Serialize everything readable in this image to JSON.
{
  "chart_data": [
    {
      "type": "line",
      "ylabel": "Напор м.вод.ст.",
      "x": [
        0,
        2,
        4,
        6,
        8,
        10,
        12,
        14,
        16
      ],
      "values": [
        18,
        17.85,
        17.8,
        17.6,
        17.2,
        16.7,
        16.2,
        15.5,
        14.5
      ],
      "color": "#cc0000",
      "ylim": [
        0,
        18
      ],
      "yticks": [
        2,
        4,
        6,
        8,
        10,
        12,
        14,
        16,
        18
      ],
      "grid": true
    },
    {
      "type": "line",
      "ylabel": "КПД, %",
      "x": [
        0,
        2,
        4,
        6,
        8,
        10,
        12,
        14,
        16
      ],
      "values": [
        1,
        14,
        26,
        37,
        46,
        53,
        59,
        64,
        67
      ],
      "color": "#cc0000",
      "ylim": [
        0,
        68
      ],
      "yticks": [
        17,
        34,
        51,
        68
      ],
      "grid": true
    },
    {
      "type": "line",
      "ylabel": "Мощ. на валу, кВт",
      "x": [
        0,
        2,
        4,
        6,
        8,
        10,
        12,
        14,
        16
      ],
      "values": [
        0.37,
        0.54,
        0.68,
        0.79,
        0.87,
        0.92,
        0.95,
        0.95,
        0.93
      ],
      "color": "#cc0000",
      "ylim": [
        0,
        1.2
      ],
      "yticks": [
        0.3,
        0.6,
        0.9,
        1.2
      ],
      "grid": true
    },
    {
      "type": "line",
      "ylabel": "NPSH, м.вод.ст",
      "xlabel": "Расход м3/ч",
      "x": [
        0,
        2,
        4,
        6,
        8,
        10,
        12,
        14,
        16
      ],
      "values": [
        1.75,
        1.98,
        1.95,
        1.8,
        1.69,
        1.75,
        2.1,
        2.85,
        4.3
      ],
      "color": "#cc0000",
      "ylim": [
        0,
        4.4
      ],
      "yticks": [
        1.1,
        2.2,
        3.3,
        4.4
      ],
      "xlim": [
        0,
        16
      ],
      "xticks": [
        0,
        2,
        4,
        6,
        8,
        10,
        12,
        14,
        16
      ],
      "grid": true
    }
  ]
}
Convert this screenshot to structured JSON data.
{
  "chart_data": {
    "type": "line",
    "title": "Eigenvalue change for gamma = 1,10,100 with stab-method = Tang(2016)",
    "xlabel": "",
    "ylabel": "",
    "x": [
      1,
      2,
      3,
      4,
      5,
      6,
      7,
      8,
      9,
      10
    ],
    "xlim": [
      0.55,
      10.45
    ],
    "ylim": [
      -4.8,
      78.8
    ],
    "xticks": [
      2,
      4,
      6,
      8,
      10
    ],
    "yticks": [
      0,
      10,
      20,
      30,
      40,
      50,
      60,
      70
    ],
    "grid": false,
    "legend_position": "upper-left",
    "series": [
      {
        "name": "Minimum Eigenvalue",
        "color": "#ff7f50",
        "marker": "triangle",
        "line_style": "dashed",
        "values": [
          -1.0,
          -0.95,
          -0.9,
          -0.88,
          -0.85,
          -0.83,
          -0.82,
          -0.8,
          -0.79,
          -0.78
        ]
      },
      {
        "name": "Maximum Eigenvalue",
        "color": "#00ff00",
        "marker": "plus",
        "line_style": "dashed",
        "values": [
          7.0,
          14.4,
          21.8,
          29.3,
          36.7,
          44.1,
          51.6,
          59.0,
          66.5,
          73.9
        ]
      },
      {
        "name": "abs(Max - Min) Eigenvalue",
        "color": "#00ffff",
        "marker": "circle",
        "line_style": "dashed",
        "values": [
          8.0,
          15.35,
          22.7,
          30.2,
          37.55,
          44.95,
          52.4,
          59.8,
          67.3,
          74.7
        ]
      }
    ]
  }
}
- - -
Emit the full listing verbatim.

Serialize everything readable in this image to JSON.
{
  "chart_data": [
    {
      "type": "line",
      "ylabel": "Напор м.вод.ст.",
      "x": [
        0,
        2,
        4,
        6,
        8,
        10,
        12,
        14,
        16
      ],
      "values": [
        18,
        17.85,
        17.8,
        17.6,
        17.2,
        16.7,
        16.2,
        15.5,
        14.5
      ],
      "color": "#cc0000",
      "ylim": [
        0,
        18
      ],
      "yticks": [
        2,
        4,
        6,
        8,
        10,
        12,
        14,
        16,
        18
      ],
      "grid": true
    },
    {
      "type": "line",
      "ylabel": "КПД, %",
      "x": [
        0,
        2,
        4,
        6,
        8,
        10,
        12,
        14,
        16
      ],
      "values": [
        1,
        14,
        26,
        37,
        46,
        53,
        59,
        64,
        67
      ],
      "color": "#cc0000",
      "ylim": [
        0,
        68
      ],
      "yticks": [
        17,
        34,
        51,
        68
      ],
      "grid": true
    },
    {
      "type": "line",
      "ylabel": "Мощ. на валу, кВт",
      "x": [
        0,
        2,
        4,
        6,
        8,
        10,
        12,
        14,
        16
      ],
      "values": [
        0.37,
        0.54,
        0.68,
        0.79,
        0.87,
        0.92,
        0.95,
        0.95,
        0.93
      ],
      "color": "#cc0000",
      "ylim": [
        0,
        1.2
      ],
      "yticks": [
        0.3,
        0.6,
        0.9,
        1.2
      ],
      "grid": true
    },
    {
      "type": "line",
      "ylabel": "NPSH, м.вод.ст",
      "xlabel": "Расход м3/ч",
      "x": [
        0,
        2,
        4,
        6,
        8,
        10,
        12,
        14,
        16
      ],
      "values": [
        1.75,
        1.98,
        1.95,
        1.8,
        1.69,
        1.75,
        2.1,
        2.85,
        4.3
      ],
      "color": "#cc0000",
      "ylim": [
        0,
        4.4
      ],
      "yticks": [
        1.1,
        2.2,
        3.3,
        4.4
      ],
      "xlim": [
        0,
        16
      ],
      "xticks": [
        0,
        2,
        4,
        6,
        8,
        10,
        12,
        14,
        16
      ],
      "grid": true
    }
  ]
}
Convert this screenshot to structured JSON data.
{
  "chart_data": {
    "type": "line",
    "title": "Eigenvalue change for gamma = 1,10,100 with stab-method = Tang(2016)",
    "xlabel": "",
    "ylabel": "",
    "x": [
      1,
      2,
      3,
      4,
      5,
      6,
      7,
      8,
      9,
      10
    ],
    "xlim": [
      0.55,
      10.45
    ],
    "ylim": [
      -4.8,
      78.8
    ],
    "xticks": [
      2,
      4,
      6,
      8,
      10
    ],
    "yticks": [
      0,
      10,
      20,
      30,
      40,
      50,
      60,
      70
    ],
    "grid": false,
    "legend_position": "upper-left",
    "series": [
      {
        "name": "Minimum Eigenvalue",
        "color": "#ff7f50",
        "marker": "triangle",
        "line_style": "dashed",
        "values": [
          -1.0,
          -0.95,
          -0.9,
          -0.88,
          -0.85,
          -0.83,
          -0.82,
          -0.8,
          -0.79,
          -0.78
        ]
      },
      {
        "name": "Maximum Eigenvalue",
        "color": "#00ff00",
        "marker": "plus",
        "line_style": "dashed",
        "values": [
          7.0,
          14.4,
          21.8,
          29.3,
          36.7,
          44.1,
          51.6,
          59.0,
          66.5,
          73.9
        ]
      },
      {
        "name": "abs(Max - Min) Eigenvalue",
        "color": "#00ffff",
        "marker": "circle",
        "line_style": "dashed",
        "values": [
          8.0,
          15.35,
          22.7,
          30.2,
          37.55,
          44.95,
          52.4,
          59.8,
          67.3,
          74.7
        ]
      }
    ]
  }
}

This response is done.